Given task: Print the listing word for word, starting at its first line and ending at the line that contains "Output each element", with both included. Leave the pictures out of your answer.

• • • • •

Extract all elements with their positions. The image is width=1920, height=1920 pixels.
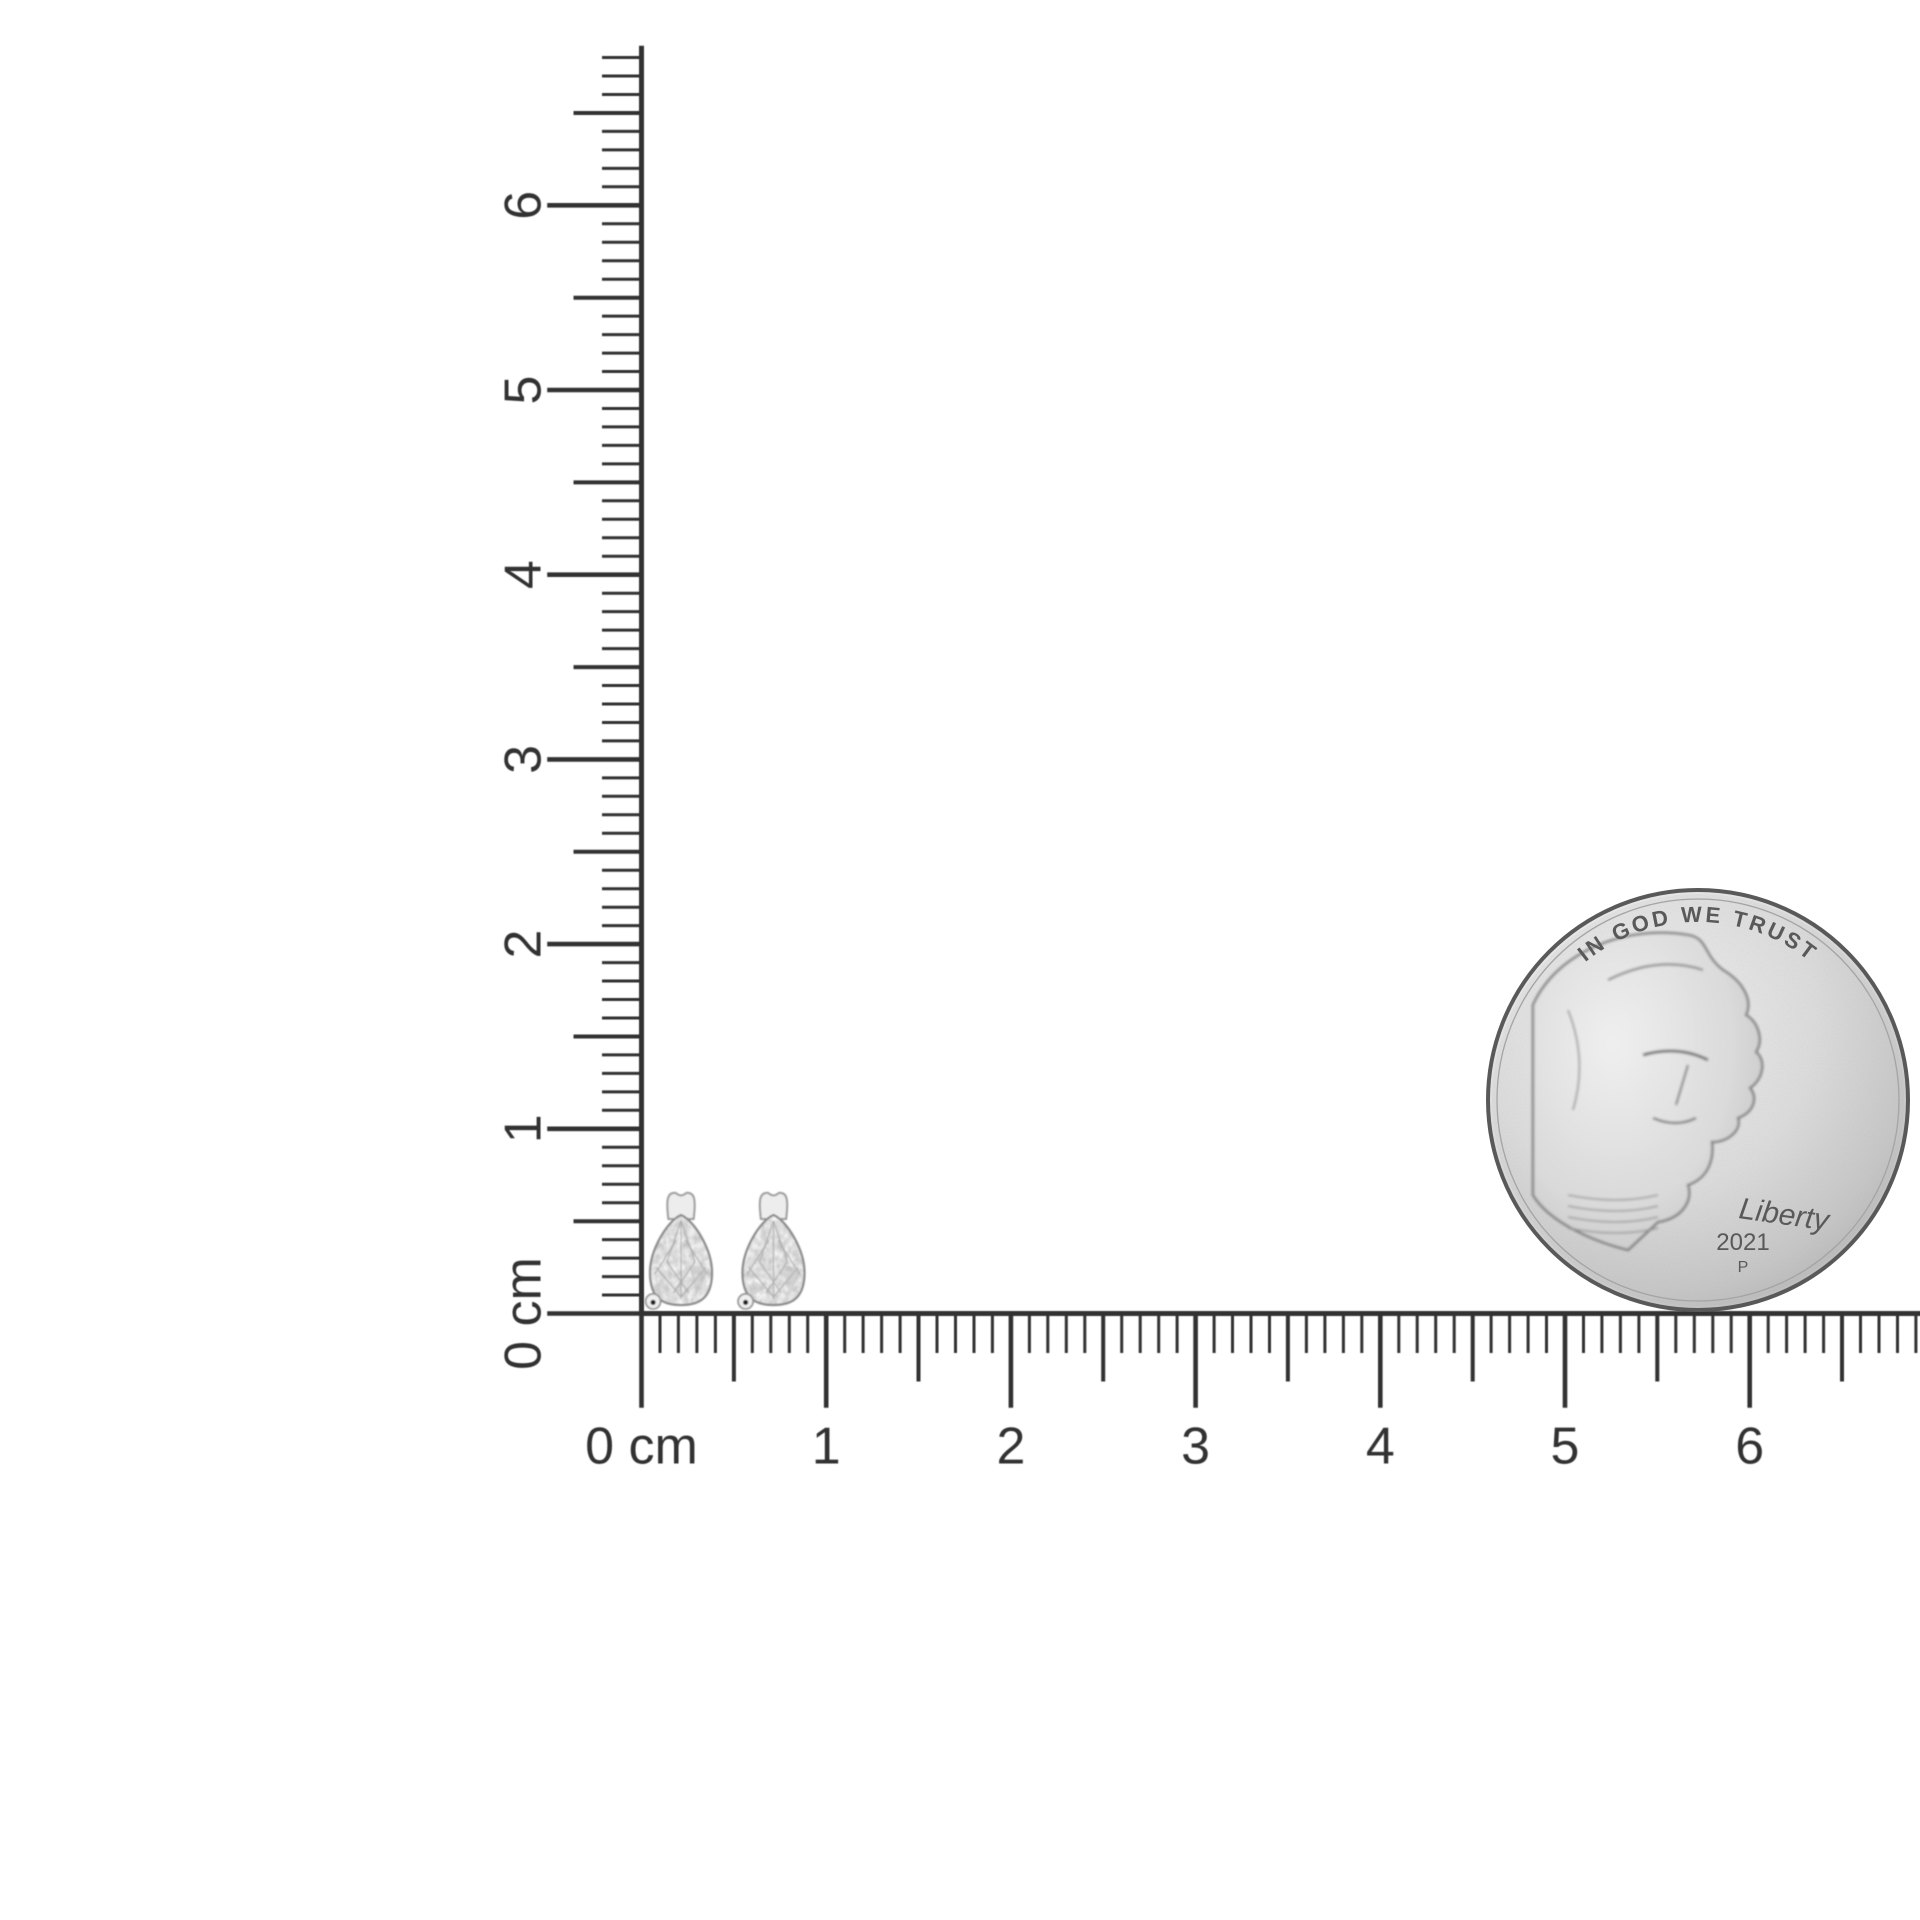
svg-text:2: 2 (495, 930, 553, 959)
svg-text:1: 1 (495, 1114, 553, 1143)
svg-text:2021: 2021 (1716, 1229, 1769, 1256)
svg-text:3: 3 (495, 745, 553, 774)
svg-text:6: 6 (1735, 1418, 1764, 1476)
svg-text:5: 5 (495, 376, 553, 405)
svg-text:4: 4 (495, 560, 553, 589)
svg-text:0 cm: 0 cm (585, 1418, 698, 1476)
svg-text:2: 2 (996, 1418, 1025, 1476)
svg-text:3: 3 (1181, 1418, 1210, 1476)
svg-text:6: 6 (495, 191, 553, 220)
svg-text:5: 5 (1551, 1418, 1580, 1476)
svg-text:P: P (1738, 1259, 1749, 1276)
svg-text:0 cm: 0 cm (495, 1257, 553, 1370)
svg-text:1: 1 (812, 1418, 841, 1476)
svg-text:4: 4 (1366, 1418, 1395, 1476)
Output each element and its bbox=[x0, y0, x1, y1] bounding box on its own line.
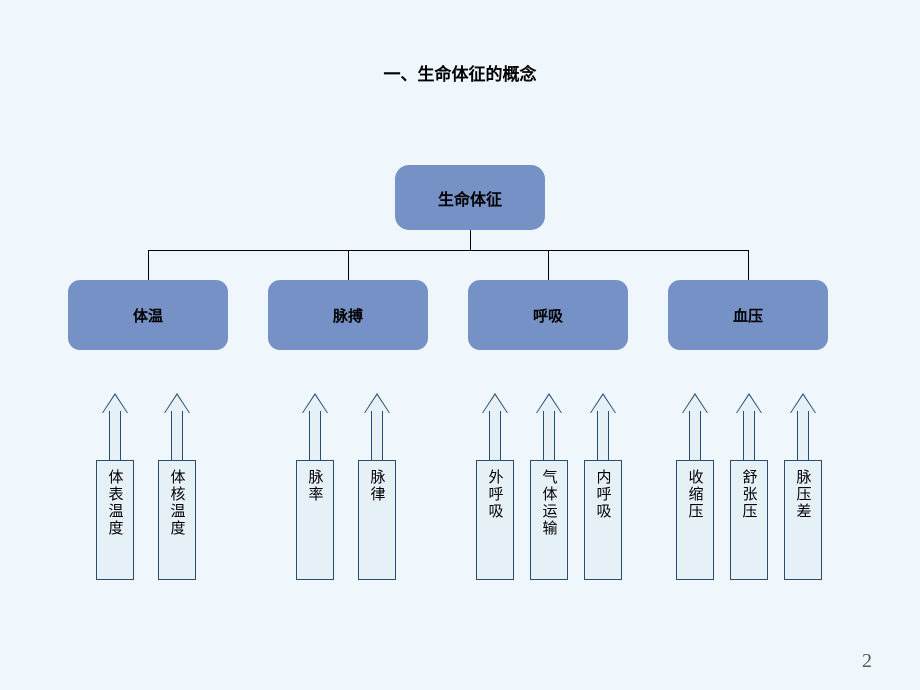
leaf-label: 体表温度 bbox=[105, 469, 126, 537]
leaf-node: 舒张压 bbox=[730, 460, 768, 580]
mid-node-temp: 体温 bbox=[68, 280, 228, 350]
connector-line bbox=[548, 250, 549, 280]
connector-line bbox=[348, 250, 349, 280]
mid-node-pulse: 脉搏 bbox=[268, 280, 428, 350]
mid-node-resp: 呼吸 bbox=[468, 280, 628, 350]
root-label: 生命体征 bbox=[438, 186, 502, 210]
leaf-node: 气体运输 bbox=[530, 460, 568, 580]
leaf-node: 外呼吸 bbox=[476, 460, 514, 580]
mid-label: 脉搏 bbox=[333, 305, 363, 326]
leaf-node: 内呼吸 bbox=[584, 460, 622, 580]
leaf-node: 体核温度 bbox=[158, 460, 196, 580]
mid-node-bp: 血压 bbox=[668, 280, 828, 350]
leaf-label: 体核温度 bbox=[167, 469, 188, 537]
mid-label: 体温 bbox=[133, 305, 163, 326]
page-title: 一、生命体征的概念 bbox=[0, 60, 920, 85]
leaf-label: 脉率 bbox=[305, 469, 326, 503]
connector-line bbox=[470, 230, 471, 250]
page-number: 2 bbox=[862, 650, 872, 673]
leaf-label: 外呼吸 bbox=[485, 469, 506, 520]
connector-line bbox=[748, 250, 749, 280]
leaf-label: 气体运输 bbox=[539, 469, 560, 537]
leaf-node: 收缩压 bbox=[676, 460, 714, 580]
connector-line bbox=[148, 250, 748, 251]
leaf-label: 内呼吸 bbox=[593, 469, 614, 520]
mid-label: 呼吸 bbox=[533, 305, 563, 326]
leaf-label: 脉律 bbox=[367, 469, 388, 503]
leaf-node: 脉率 bbox=[296, 460, 334, 580]
connector-line bbox=[148, 250, 149, 280]
leaf-label: 舒张压 bbox=[739, 469, 760, 520]
mid-label: 血压 bbox=[733, 305, 763, 326]
leaf-node: 脉律 bbox=[358, 460, 396, 580]
leaf-label: 脉压差 bbox=[793, 469, 814, 520]
leaf-node: 体表温度 bbox=[96, 460, 134, 580]
leaf-node: 脉压差 bbox=[784, 460, 822, 580]
root-node: 生命体征 bbox=[395, 165, 545, 230]
leaf-label: 收缩压 bbox=[685, 469, 706, 520]
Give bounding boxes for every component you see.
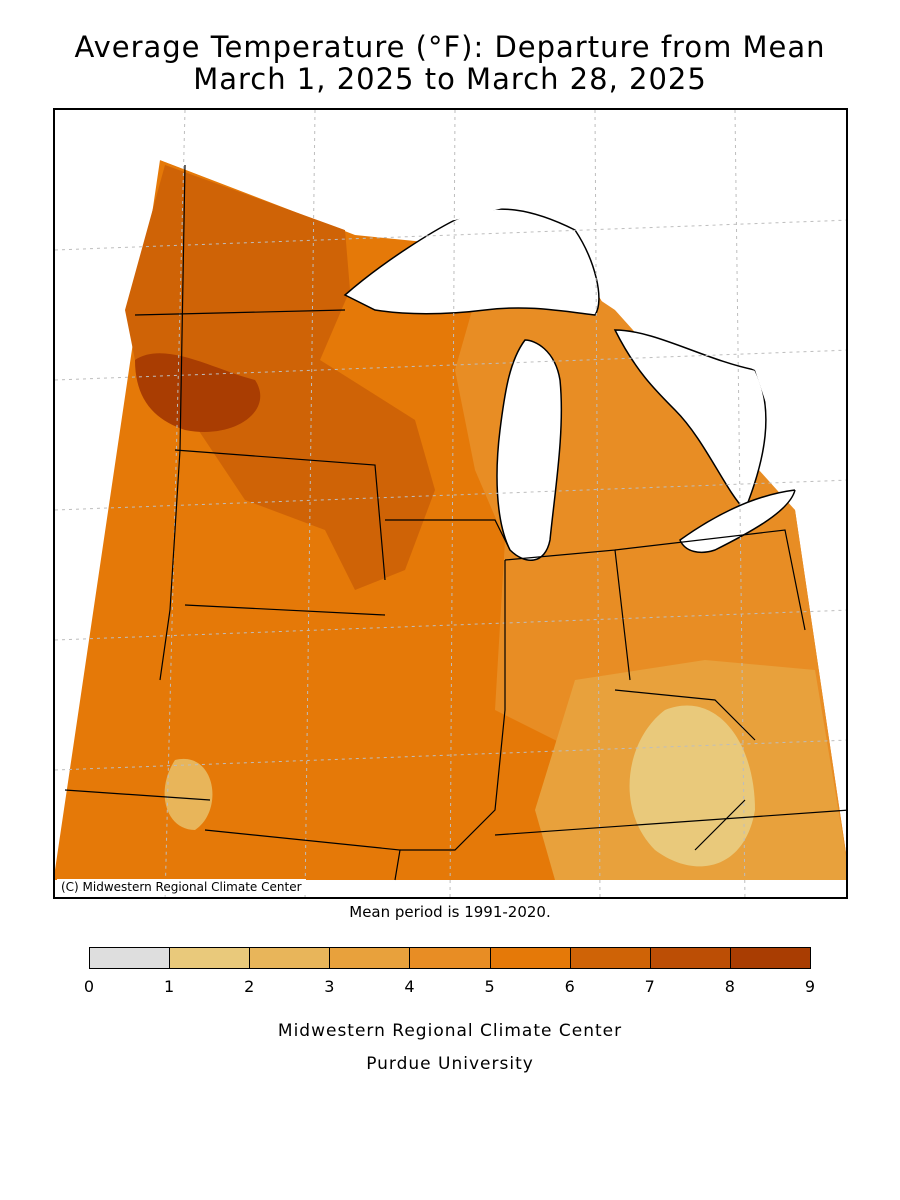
legend-tick-label: 0 xyxy=(83,977,95,996)
temperature-departure-map: (C) Midwestern Regional Climate Center xyxy=(53,108,848,899)
map-title: Average Temperature (°F): Departure from… xyxy=(74,30,826,64)
mean-period-note: Mean period is 1991-2020. xyxy=(349,903,551,921)
anomaly-zone-7-8 xyxy=(135,353,261,432)
map-date-range: March 1, 2025 to March 28, 2025 xyxy=(193,62,707,96)
legend-tick-label: 7 xyxy=(644,977,655,996)
state-borders xyxy=(64,164,846,881)
anomaly-zone-1-2 xyxy=(629,705,755,867)
legend-tick-label: 6 xyxy=(564,977,575,996)
color-legend xyxy=(89,947,811,971)
legend-tick-label: 9 xyxy=(804,977,816,996)
lake-erie xyxy=(679,489,796,553)
map-canvas xyxy=(55,110,846,897)
legend-bin xyxy=(169,947,251,969)
map-copyright: (C) Midwestern Regional Climate Center xyxy=(57,879,306,895)
legend-bin xyxy=(729,947,811,969)
legend-bin xyxy=(649,947,731,969)
graticule xyxy=(55,110,846,897)
anomaly-zone-2-3 xyxy=(164,758,213,830)
legend-tick-label: 5 xyxy=(484,977,495,996)
legend-tick-label: 8 xyxy=(724,977,735,996)
legend-tick-label: 2 xyxy=(244,977,255,996)
legend-bin xyxy=(249,947,331,969)
lake-superior xyxy=(343,208,600,316)
footer-organization: Midwestern Regional Climate Center xyxy=(277,1021,623,1041)
canada-area xyxy=(55,110,846,509)
legend-bin xyxy=(489,947,571,969)
anomaly-zone-6-7 xyxy=(125,165,435,590)
footer-university: Purdue University xyxy=(366,1054,534,1074)
legend-bin xyxy=(329,947,411,969)
legend-bin xyxy=(409,947,491,969)
legend-tick-label: 4 xyxy=(404,977,415,996)
legend-tick-label: 3 xyxy=(324,977,335,996)
legend-bin xyxy=(569,947,651,969)
legend-tick-label: 1 xyxy=(164,977,175,996)
lake-michigan xyxy=(496,339,563,561)
legend-bin xyxy=(89,947,171,969)
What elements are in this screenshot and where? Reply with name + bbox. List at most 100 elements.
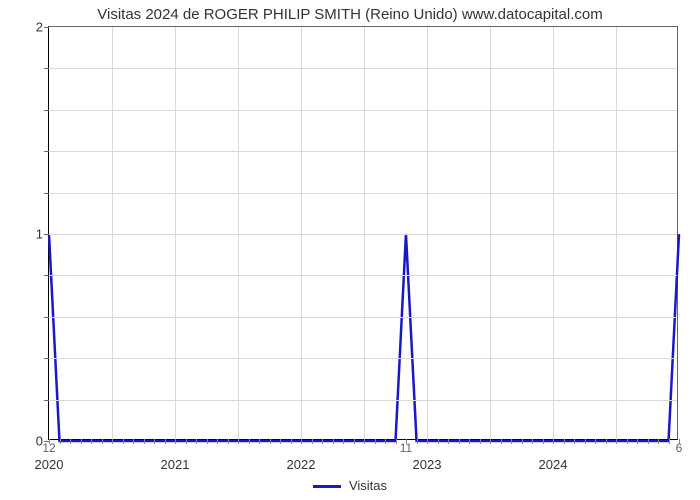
x-tick-label: 2024 xyxy=(539,457,568,472)
x-minor-tick xyxy=(60,439,61,444)
horizontal-gridline xyxy=(49,110,677,111)
x-minor-tick xyxy=(133,439,134,444)
x-tick-label: 2020 xyxy=(35,457,64,472)
y-minor-tick xyxy=(44,358,49,359)
data-count-label: 12 xyxy=(42,441,55,455)
vertical-gridline xyxy=(616,27,617,439)
x-minor-tick xyxy=(669,439,670,444)
x-tick-label: 2023 xyxy=(413,457,442,472)
x-minor-tick xyxy=(112,439,113,444)
x-minor-tick xyxy=(553,439,554,444)
y-tick-label: 2 xyxy=(36,20,43,35)
x-minor-tick xyxy=(469,439,470,444)
vertical-gridline xyxy=(427,27,428,439)
legend-label: Visitas xyxy=(349,478,387,493)
horizontal-gridline xyxy=(49,234,677,235)
x-minor-tick xyxy=(144,439,145,444)
x-minor-tick xyxy=(259,439,260,444)
vertical-gridline xyxy=(490,27,491,439)
x-minor-tick xyxy=(123,439,124,444)
x-minor-tick xyxy=(606,439,607,444)
x-minor-tick xyxy=(354,439,355,444)
vertical-gridline xyxy=(364,27,365,439)
x-minor-tick xyxy=(385,439,386,444)
x-minor-tick xyxy=(522,439,523,444)
x-tick-label: 2021 xyxy=(161,457,190,472)
y-minor-tick xyxy=(44,275,49,276)
x-minor-tick xyxy=(448,439,449,444)
y-minor-tick xyxy=(44,68,49,69)
x-minor-tick xyxy=(165,439,166,444)
x-minor-tick xyxy=(217,439,218,444)
x-minor-tick xyxy=(648,439,649,444)
y-minor-tick xyxy=(44,317,49,318)
x-minor-tick xyxy=(501,439,502,444)
y-minor-tick xyxy=(44,400,49,401)
chart-container: Visitas 2024 de ROGER PHILIP SMITH (Rein… xyxy=(0,0,700,500)
x-minor-tick xyxy=(228,439,229,444)
x-minor-tick xyxy=(511,439,512,444)
x-minor-tick xyxy=(322,439,323,444)
horizontal-gridline xyxy=(49,400,677,401)
y-minor-tick xyxy=(44,193,49,194)
x-minor-tick xyxy=(490,439,491,444)
vertical-gridline xyxy=(301,27,302,439)
x-minor-tick xyxy=(175,439,176,444)
data-count-label: 11 xyxy=(400,441,412,455)
x-minor-tick xyxy=(480,439,481,444)
plot-area: 0122020202120222023202412116 xyxy=(48,26,678,440)
horizontal-gridline xyxy=(49,193,677,194)
y-minor-tick xyxy=(44,110,49,111)
x-minor-tick xyxy=(438,439,439,444)
x-minor-tick xyxy=(459,439,460,444)
x-minor-tick xyxy=(427,439,428,444)
y-tick-label: 1 xyxy=(36,227,43,242)
x-minor-tick xyxy=(280,439,281,444)
x-tick-label: 2022 xyxy=(287,457,316,472)
vertical-gridline xyxy=(175,27,176,439)
x-minor-tick xyxy=(81,439,82,444)
legend: Visitas xyxy=(0,478,700,493)
x-minor-tick xyxy=(196,439,197,444)
x-minor-tick xyxy=(270,439,271,444)
x-minor-tick xyxy=(375,439,376,444)
x-minor-tick xyxy=(595,439,596,444)
vertical-gridline xyxy=(112,27,113,439)
x-minor-tick xyxy=(574,439,575,444)
horizontal-gridline xyxy=(49,68,677,69)
x-minor-tick xyxy=(291,439,292,444)
x-minor-tick xyxy=(364,439,365,444)
horizontal-gridline xyxy=(49,358,677,359)
x-minor-tick xyxy=(207,439,208,444)
legend-swatch xyxy=(313,485,341,488)
x-minor-tick xyxy=(91,439,92,444)
vertical-gridline xyxy=(553,27,554,439)
x-minor-tick xyxy=(312,439,313,444)
x-minor-tick xyxy=(532,439,533,444)
horizontal-gridline xyxy=(49,317,677,318)
x-minor-tick xyxy=(396,439,397,444)
x-minor-tick xyxy=(543,439,544,444)
x-minor-tick xyxy=(637,439,638,444)
y-minor-tick xyxy=(44,151,49,152)
x-minor-tick xyxy=(658,439,659,444)
y-minor-tick xyxy=(44,234,49,235)
x-minor-tick xyxy=(417,439,418,444)
x-minor-tick xyxy=(564,439,565,444)
y-minor-tick xyxy=(44,27,49,28)
x-minor-tick xyxy=(70,439,71,444)
x-minor-tick xyxy=(249,439,250,444)
horizontal-gridline xyxy=(49,275,677,276)
vertical-gridline xyxy=(238,27,239,439)
x-minor-tick xyxy=(301,439,302,444)
x-minor-tick xyxy=(333,439,334,444)
x-minor-tick xyxy=(186,439,187,444)
x-minor-tick xyxy=(238,439,239,444)
x-minor-tick xyxy=(154,439,155,444)
x-minor-tick xyxy=(616,439,617,444)
horizontal-gridline xyxy=(49,151,677,152)
data-count-label: 6 xyxy=(676,441,683,455)
x-minor-tick xyxy=(343,439,344,444)
x-minor-tick xyxy=(102,439,103,444)
chart-title: Visitas 2024 de ROGER PHILIP SMITH (Rein… xyxy=(0,6,700,23)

• • • • •

The solution:
Extract all elements with their positions. The image is width=1920, height=1920 pixels.
svg-text:2: 2 (495, 930, 553, 959)
svg-text:1: 1 (495, 1114, 553, 1143)
svg-text:2021: 2021 (1716, 1229, 1769, 1256)
svg-text:3: 3 (495, 745, 553, 774)
svg-text:6: 6 (1735, 1418, 1764, 1476)
svg-text:5: 5 (495, 376, 553, 405)
svg-text:4: 4 (495, 560, 553, 589)
svg-text:0 cm: 0 cm (585, 1418, 698, 1476)
svg-text:2: 2 (996, 1418, 1025, 1476)
svg-text:3: 3 (1181, 1418, 1210, 1476)
svg-text:6: 6 (495, 191, 553, 220)
svg-text:5: 5 (1551, 1418, 1580, 1476)
svg-text:P: P (1738, 1259, 1749, 1276)
svg-text:0 cm: 0 cm (495, 1257, 553, 1370)
svg-text:1: 1 (812, 1418, 841, 1476)
svg-text:4: 4 (1366, 1418, 1395, 1476)
Output each element and its bbox=[x0, y0, x1, y1] bounding box on its own line.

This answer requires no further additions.